* WHAT YOU NEED TO DO *
Copy all entries without alteration and skip the pictures they hold.

=== RECORDS TO PROCESS ===

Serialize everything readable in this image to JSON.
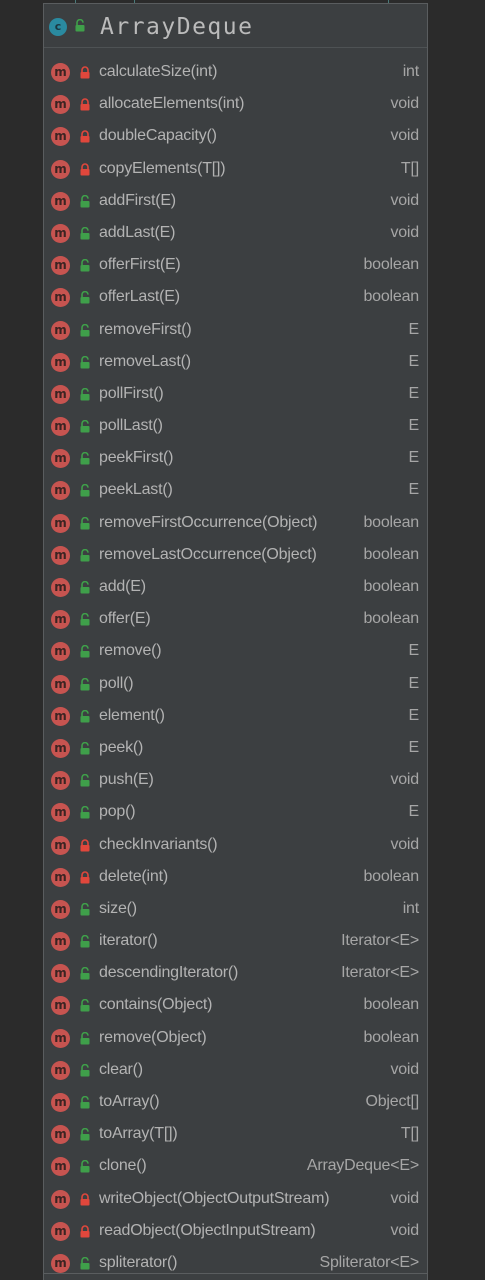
{
  "class": {
    "icon_letter": "c",
    "name": "ArrayDeque",
    "visibility_icon": "green-unlocked-icon"
  },
  "colors": {
    "background": "#2b2b2b",
    "panel": "#3c3f41",
    "method_icon": "#c75450",
    "class_icon": "#2a8aa0",
    "private_lock": "#e0473c",
    "public_lock": "#3f9f4a",
    "text": "#b3b3b3"
  },
  "members": [
    {
      "name": "calculateSize(int)",
      "type": "int",
      "visibility": "private"
    },
    {
      "name": "allocateElements(int)",
      "type": "void",
      "visibility": "private"
    },
    {
      "name": "doubleCapacity()",
      "type": "void",
      "visibility": "private"
    },
    {
      "name": "copyElements(T[])",
      "type": "T[]",
      "visibility": "private"
    },
    {
      "name": "addFirst(E)",
      "type": "void",
      "visibility": "public"
    },
    {
      "name": "addLast(E)",
      "type": "void",
      "visibility": "public"
    },
    {
      "name": "offerFirst(E)",
      "type": "boolean",
      "visibility": "public"
    },
    {
      "name": "offerLast(E)",
      "type": "boolean",
      "visibility": "public"
    },
    {
      "name": "removeFirst()",
      "type": "E",
      "visibility": "public"
    },
    {
      "name": "removeLast()",
      "type": "E",
      "visibility": "public"
    },
    {
      "name": "pollFirst()",
      "type": "E",
      "visibility": "public"
    },
    {
      "name": "pollLast()",
      "type": "E",
      "visibility": "public"
    },
    {
      "name": "peekFirst()",
      "type": "E",
      "visibility": "public"
    },
    {
      "name": "peekLast()",
      "type": "E",
      "visibility": "public"
    },
    {
      "name": "removeFirstOccurrence(Object)",
      "type": "boolean",
      "visibility": "public"
    },
    {
      "name": "removeLastOccurrence(Object)",
      "type": "boolean",
      "visibility": "public"
    },
    {
      "name": "add(E)",
      "type": "boolean",
      "visibility": "public"
    },
    {
      "name": "offer(E)",
      "type": "boolean",
      "visibility": "public"
    },
    {
      "name": "remove()",
      "type": "E",
      "visibility": "public"
    },
    {
      "name": "poll()",
      "type": "E",
      "visibility": "public"
    },
    {
      "name": "element()",
      "type": "E",
      "visibility": "public"
    },
    {
      "name": "peek()",
      "type": "E",
      "visibility": "public"
    },
    {
      "name": "push(E)",
      "type": "void",
      "visibility": "public"
    },
    {
      "name": "pop()",
      "type": "E",
      "visibility": "public"
    },
    {
      "name": "checkInvariants()",
      "type": "void",
      "visibility": "private"
    },
    {
      "name": "delete(int)",
      "type": "boolean",
      "visibility": "private"
    },
    {
      "name": "size()",
      "type": "int",
      "visibility": "public"
    },
    {
      "name": "iterator()",
      "type": "Iterator<E>",
      "visibility": "public"
    },
    {
      "name": "descendingIterator()",
      "type": "Iterator<E>",
      "visibility": "public"
    },
    {
      "name": "contains(Object)",
      "type": "boolean",
      "visibility": "public"
    },
    {
      "name": "remove(Object)",
      "type": "boolean",
      "visibility": "public"
    },
    {
      "name": "clear()",
      "type": "void",
      "visibility": "public"
    },
    {
      "name": "toArray()",
      "type": "Object[]",
      "visibility": "public"
    },
    {
      "name": "toArray(T[])",
      "type": "T[]",
      "visibility": "public"
    },
    {
      "name": "clone()",
      "type": "ArrayDeque<E>",
      "visibility": "public"
    },
    {
      "name": "writeObject(ObjectOutputStream)",
      "type": "void",
      "visibility": "private"
    },
    {
      "name": "readObject(ObjectInputStream)",
      "type": "void",
      "visibility": "private"
    },
    {
      "name": "spliterator()",
      "type": "Spliterator<E>",
      "visibility": "public"
    }
  ]
}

===

* ANSWER TO THE EXERCISE *
Serialize everything readable in this image to JSON.
{
  "class": {
    "icon_letter": "c",
    "name": "ArrayDeque",
    "visibility_icon": "green-unlocked-icon"
  },
  "colors": {
    "background": "#2b2b2b",
    "panel": "#3c3f41",
    "method_icon": "#c75450",
    "class_icon": "#2a8aa0",
    "private_lock": "#e0473c",
    "public_lock": "#3f9f4a",
    "text": "#b3b3b3"
  },
  "members": [
    {
      "name": "calculateSize(int)",
      "type": "int",
      "visibility": "private"
    },
    {
      "name": "allocateElements(int)",
      "type": "void",
      "visibility": "private"
    },
    {
      "name": "doubleCapacity()",
      "type": "void",
      "visibility": "private"
    },
    {
      "name": "copyElements(T[])",
      "type": "T[]",
      "visibility": "private"
    },
    {
      "name": "addFirst(E)",
      "type": "void",
      "visibility": "public"
    },
    {
      "name": "addLast(E)",
      "type": "void",
      "visibility": "public"
    },
    {
      "name": "offerFirst(E)",
      "type": "boolean",
      "visibility": "public"
    },
    {
      "name": "offerLast(E)",
      "type": "boolean",
      "visibility": "public"
    },
    {
      "name": "removeFirst()",
      "type": "E",
      "visibility": "public"
    },
    {
      "name": "removeLast()",
      "type": "E",
      "visibility": "public"
    },
    {
      "name": "pollFirst()",
      "type": "E",
      "visibility": "public"
    },
    {
      "name": "pollLast()",
      "type": "E",
      "visibility": "public"
    },
    {
      "name": "peekFirst()",
      "type": "E",
      "visibility": "public"
    },
    {
      "name": "peekLast()",
      "type": "E",
      "visibility": "public"
    },
    {
      "name": "removeFirstOccurrence(Object)",
      "type": "boolean",
      "visibility": "public"
    },
    {
      "name": "removeLastOccurrence(Object)",
      "type": "boolean",
      "visibility": "public"
    },
    {
      "name": "add(E)",
      "type": "boolean",
      "visibility": "public"
    },
    {
      "name": "offer(E)",
      "type": "boolean",
      "visibility": "public"
    },
    {
      "name": "remove()",
      "type": "E",
      "visibility": "public"
    },
    {
      "name": "poll()",
      "type": "E",
      "visibility": "public"
    },
    {
      "name": "element()",
      "type": "E",
      "visibility": "public"
    },
    {
      "name": "peek()",
      "type": "E",
      "visibility": "public"
    },
    {
      "name": "push(E)",
      "type": "void",
      "visibility": "public"
    },
    {
      "name": "pop()",
      "type": "E",
      "visibility": "public"
    },
    {
      "name": "checkInvariants()",
      "type": "void",
      "visibility": "private"
    },
    {
      "name": "delete(int)",
      "type": "boolean",
      "visibility": "private"
    },
    {
      "name": "size()",
      "type": "int",
      "visibility": "public"
    },
    {
      "name": "iterator()",
      "type": "Iterator<E>",
      "visibility": "public"
    },
    {
      "name": "descendingIterator()",
      "type": "Iterator<E>",
      "visibility": "public"
    },
    {
      "name": "contains(Object)",
      "type": "boolean",
      "visibility": "public"
    },
    {
      "name": "remove(Object)",
      "type": "boolean",
      "visibility": "public"
    },
    {
      "name": "clear()",
      "type": "void",
      "visibility": "public"
    },
    {
      "name": "toArray()",
      "type": "Object[]",
      "visibility": "public"
    },
    {
      "name": "toArray(T[])",
      "type": "T[]",
      "visibility": "public"
    },
    {
      "name": "clone()",
      "type": "ArrayDeque<E>",
      "visibility": "public"
    },
    {
      "name": "writeObject(ObjectOutputStream)",
      "type": "void",
      "visibility": "private"
    },
    {
      "name": "readObject(ObjectInputStream)",
      "type": "void",
      "visibility": "private"
    },
    {
      "name": "spliterator()",
      "type": "Spliterator<E>",
      "visibility": "public"
    }
  ]
}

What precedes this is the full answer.